## Data supplied
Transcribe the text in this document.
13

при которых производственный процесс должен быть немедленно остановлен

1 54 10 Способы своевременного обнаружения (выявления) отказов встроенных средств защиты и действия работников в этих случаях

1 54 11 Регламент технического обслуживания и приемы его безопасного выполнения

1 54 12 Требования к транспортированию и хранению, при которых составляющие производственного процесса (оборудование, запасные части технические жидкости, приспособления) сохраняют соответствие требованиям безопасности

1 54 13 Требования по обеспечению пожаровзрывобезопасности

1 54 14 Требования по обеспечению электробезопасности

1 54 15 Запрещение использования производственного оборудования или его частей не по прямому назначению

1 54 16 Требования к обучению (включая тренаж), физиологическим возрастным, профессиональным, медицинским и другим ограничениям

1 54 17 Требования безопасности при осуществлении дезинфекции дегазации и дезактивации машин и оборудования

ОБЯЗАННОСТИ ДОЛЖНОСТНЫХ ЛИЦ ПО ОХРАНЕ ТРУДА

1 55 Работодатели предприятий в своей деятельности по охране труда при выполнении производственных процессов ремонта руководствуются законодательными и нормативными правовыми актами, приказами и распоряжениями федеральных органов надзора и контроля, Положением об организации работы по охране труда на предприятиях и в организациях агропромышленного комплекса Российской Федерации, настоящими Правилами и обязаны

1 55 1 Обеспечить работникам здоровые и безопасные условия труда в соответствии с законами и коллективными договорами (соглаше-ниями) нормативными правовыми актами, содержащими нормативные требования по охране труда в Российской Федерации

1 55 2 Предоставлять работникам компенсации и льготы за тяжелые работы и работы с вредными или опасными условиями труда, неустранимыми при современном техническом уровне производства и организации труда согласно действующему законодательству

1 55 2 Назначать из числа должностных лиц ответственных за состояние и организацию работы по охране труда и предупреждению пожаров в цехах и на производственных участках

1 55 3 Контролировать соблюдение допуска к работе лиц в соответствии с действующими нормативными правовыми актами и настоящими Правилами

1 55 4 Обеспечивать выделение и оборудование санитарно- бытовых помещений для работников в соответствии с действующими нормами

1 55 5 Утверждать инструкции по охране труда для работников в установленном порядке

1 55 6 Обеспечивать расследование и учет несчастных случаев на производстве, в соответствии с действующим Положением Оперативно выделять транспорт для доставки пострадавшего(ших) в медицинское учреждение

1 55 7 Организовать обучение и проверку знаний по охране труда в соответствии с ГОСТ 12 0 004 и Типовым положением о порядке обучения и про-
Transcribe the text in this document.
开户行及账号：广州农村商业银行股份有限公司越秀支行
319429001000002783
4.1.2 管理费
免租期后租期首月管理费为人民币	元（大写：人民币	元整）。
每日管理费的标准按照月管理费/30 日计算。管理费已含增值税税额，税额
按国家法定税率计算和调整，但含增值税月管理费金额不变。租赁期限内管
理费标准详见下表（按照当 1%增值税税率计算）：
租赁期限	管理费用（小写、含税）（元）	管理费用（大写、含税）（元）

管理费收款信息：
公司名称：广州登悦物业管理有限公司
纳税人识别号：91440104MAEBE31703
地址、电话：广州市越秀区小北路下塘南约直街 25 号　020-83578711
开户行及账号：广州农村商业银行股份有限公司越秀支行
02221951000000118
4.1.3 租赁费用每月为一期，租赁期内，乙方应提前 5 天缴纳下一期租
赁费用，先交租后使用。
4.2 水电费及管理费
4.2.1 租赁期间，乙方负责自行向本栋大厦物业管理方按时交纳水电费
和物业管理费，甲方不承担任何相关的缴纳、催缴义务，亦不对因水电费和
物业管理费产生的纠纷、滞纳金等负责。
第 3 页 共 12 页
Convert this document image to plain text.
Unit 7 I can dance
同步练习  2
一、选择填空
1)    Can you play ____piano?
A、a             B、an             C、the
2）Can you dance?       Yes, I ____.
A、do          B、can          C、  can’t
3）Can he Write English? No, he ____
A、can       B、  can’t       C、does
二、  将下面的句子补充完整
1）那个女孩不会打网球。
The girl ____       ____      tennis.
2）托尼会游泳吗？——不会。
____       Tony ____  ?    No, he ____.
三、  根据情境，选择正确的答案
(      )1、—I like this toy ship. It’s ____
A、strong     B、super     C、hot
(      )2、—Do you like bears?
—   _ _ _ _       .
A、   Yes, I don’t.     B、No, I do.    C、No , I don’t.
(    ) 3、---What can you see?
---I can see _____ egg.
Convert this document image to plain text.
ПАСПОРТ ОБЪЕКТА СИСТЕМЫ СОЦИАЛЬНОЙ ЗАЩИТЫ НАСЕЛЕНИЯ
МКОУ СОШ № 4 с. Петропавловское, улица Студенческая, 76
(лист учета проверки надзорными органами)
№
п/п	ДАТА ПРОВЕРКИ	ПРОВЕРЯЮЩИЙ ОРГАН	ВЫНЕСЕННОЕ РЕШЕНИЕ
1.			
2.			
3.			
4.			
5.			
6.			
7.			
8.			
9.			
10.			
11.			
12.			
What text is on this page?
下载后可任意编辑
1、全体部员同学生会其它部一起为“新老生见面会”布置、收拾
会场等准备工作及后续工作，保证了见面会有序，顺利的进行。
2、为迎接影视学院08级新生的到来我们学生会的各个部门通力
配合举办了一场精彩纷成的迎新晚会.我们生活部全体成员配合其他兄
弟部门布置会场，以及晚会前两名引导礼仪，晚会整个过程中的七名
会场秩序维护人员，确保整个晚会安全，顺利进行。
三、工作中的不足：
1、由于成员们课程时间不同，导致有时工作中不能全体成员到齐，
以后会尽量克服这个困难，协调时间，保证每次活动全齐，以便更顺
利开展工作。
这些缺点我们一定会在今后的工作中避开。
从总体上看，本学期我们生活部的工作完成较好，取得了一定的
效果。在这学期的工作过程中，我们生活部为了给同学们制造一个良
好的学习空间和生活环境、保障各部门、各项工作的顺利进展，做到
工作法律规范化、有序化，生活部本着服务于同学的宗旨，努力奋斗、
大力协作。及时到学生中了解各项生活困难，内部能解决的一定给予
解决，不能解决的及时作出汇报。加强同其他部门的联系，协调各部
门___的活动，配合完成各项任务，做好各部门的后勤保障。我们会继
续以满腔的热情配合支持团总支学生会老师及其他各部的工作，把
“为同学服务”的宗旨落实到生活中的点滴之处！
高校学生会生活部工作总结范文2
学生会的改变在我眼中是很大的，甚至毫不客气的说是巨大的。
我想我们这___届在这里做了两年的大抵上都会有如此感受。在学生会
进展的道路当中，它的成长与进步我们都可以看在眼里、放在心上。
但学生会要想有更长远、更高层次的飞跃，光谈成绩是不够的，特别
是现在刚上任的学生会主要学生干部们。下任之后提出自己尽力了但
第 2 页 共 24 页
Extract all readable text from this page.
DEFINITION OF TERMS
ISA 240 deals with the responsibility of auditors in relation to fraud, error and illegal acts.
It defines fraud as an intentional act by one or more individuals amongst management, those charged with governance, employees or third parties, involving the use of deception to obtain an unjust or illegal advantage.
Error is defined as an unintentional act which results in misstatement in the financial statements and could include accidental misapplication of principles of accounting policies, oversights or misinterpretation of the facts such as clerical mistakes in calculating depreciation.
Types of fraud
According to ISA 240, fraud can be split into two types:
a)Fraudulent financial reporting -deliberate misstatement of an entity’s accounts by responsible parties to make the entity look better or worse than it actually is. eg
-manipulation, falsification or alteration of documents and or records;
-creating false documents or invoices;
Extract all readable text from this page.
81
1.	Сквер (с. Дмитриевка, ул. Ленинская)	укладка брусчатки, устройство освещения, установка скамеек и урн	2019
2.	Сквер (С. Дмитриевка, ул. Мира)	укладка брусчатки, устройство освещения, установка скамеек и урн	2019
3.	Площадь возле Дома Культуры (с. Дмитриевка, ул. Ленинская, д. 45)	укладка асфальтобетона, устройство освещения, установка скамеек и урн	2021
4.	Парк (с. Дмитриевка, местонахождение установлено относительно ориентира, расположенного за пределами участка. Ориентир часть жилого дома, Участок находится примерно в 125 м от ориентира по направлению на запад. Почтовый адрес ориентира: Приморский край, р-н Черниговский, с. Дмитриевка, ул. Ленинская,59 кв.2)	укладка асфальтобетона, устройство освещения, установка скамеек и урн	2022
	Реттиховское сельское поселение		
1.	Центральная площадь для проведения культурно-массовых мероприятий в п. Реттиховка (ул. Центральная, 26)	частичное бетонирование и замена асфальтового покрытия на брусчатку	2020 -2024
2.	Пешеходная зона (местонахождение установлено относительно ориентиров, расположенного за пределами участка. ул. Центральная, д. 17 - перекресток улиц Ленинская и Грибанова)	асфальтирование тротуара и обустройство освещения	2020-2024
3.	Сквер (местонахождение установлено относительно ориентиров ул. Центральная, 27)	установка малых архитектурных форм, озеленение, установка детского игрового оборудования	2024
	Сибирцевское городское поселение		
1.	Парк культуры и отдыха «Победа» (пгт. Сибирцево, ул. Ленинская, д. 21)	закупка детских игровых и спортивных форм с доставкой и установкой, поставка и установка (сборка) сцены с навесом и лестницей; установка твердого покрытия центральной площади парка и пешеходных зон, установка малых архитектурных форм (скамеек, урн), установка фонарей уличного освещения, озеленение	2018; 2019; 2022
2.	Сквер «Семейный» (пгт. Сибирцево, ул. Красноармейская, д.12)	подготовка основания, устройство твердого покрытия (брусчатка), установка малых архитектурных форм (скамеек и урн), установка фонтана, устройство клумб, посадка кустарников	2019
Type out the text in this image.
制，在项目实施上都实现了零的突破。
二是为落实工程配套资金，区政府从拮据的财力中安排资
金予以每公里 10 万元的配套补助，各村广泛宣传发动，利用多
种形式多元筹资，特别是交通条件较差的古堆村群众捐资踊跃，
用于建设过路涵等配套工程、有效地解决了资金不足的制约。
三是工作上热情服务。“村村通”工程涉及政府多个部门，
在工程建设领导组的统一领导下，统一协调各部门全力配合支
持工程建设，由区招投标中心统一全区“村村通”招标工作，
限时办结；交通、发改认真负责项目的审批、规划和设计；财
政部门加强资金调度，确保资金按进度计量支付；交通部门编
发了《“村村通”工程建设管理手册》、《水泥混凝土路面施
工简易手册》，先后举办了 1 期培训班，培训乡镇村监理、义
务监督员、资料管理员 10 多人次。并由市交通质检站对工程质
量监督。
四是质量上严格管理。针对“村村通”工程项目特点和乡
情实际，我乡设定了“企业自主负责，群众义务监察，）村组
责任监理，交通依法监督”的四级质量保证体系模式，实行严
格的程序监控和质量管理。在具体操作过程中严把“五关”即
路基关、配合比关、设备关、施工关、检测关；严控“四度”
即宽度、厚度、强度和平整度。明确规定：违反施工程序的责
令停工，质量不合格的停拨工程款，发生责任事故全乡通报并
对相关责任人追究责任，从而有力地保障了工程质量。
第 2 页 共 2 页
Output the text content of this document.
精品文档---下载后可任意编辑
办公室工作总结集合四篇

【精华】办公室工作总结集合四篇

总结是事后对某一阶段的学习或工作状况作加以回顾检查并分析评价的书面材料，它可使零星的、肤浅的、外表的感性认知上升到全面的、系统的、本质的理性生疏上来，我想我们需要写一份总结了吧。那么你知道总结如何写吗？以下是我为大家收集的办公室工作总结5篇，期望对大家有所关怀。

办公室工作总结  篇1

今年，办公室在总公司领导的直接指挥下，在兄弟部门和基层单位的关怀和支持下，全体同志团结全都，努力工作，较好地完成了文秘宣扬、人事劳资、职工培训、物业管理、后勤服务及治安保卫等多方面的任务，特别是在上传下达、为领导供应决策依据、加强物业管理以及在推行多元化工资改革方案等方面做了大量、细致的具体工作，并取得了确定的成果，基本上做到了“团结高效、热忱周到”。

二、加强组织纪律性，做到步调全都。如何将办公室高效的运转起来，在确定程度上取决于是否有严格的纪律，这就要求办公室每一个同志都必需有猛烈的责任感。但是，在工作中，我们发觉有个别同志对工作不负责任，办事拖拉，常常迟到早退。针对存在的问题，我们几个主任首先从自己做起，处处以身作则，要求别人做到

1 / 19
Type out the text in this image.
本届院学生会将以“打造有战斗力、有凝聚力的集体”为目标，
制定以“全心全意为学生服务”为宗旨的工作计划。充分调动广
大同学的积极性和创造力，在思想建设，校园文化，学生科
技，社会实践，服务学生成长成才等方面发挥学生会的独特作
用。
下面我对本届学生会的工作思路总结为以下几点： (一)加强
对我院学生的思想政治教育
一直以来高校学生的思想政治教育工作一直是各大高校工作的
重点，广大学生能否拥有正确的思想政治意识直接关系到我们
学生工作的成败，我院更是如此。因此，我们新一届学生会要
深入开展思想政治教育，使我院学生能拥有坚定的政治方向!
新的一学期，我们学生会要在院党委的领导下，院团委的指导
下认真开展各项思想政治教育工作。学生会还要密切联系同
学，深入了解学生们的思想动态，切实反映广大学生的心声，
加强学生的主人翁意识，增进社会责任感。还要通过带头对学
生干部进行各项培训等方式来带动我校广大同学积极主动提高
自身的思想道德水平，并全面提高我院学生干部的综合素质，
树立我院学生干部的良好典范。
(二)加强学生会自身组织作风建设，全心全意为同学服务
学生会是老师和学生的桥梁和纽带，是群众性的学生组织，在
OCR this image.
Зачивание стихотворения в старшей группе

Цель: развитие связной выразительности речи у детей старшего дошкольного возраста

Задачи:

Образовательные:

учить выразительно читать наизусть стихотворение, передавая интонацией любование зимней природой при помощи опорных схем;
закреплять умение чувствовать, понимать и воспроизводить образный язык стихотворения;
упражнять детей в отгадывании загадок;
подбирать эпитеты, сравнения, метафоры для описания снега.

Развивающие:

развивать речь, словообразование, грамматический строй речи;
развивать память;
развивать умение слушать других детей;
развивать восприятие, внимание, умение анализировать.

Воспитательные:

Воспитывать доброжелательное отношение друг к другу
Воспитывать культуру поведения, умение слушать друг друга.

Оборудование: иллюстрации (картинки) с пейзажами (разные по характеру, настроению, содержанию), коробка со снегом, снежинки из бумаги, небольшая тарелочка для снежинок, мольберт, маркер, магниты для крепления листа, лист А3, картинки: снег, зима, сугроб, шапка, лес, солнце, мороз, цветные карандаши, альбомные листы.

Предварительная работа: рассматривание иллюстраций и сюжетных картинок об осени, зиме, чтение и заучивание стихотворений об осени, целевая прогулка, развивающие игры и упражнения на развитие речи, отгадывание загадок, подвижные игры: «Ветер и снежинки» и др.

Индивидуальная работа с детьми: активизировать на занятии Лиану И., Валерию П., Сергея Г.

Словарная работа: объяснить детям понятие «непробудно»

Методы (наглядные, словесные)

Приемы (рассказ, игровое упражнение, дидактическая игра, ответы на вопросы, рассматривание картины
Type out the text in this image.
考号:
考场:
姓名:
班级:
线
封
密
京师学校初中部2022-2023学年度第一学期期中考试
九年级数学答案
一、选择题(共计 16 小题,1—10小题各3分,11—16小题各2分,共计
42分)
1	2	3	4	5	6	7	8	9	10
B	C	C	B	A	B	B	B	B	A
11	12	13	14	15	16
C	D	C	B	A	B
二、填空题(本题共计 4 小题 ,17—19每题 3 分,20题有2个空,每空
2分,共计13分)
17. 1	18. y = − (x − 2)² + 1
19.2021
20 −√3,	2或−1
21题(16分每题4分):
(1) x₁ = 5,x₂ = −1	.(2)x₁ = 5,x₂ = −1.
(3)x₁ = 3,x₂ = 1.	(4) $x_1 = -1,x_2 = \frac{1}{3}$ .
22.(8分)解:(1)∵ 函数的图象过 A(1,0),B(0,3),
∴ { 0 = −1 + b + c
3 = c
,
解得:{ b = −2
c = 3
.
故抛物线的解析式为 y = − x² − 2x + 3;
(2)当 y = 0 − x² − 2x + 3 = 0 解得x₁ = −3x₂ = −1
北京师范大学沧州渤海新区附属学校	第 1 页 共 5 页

## Objective
Filter the listing above by the word "архитектурных"; copy each line that passes.

## Answer to this task
3.	Сквер (местонахождение установлено относительно ориентиров ул. Центральная, 27)	установка малых архитектурных форм, озеленение, установка детского игрового оборудования	2024
1.	Парк культуры и отдыха «Победа» (пгт. Сибирцево, ул. Ленинская, д. 21)	закупка детских игровых и спортивных форм с доставкой и установкой, поставка и установка (сборка) сцены с навесом и лестницей; установка твердого покрытия центральной площади парка и пешеходных зон, установка малых архитектурных форм (скамеек, урн), установка фонарей уличного освещения, озеленение	2018; 2019; 2022
2.	Сквер «Семейный» (пгт. Сибирцево, ул. Красноармейская, д.12)	подготовка основания, устройство твердого покрытия (брусчатка), установка малых архитектурных форм (скамеек и урн), установка фонтана, устройство клумб, посадка кустарников	2019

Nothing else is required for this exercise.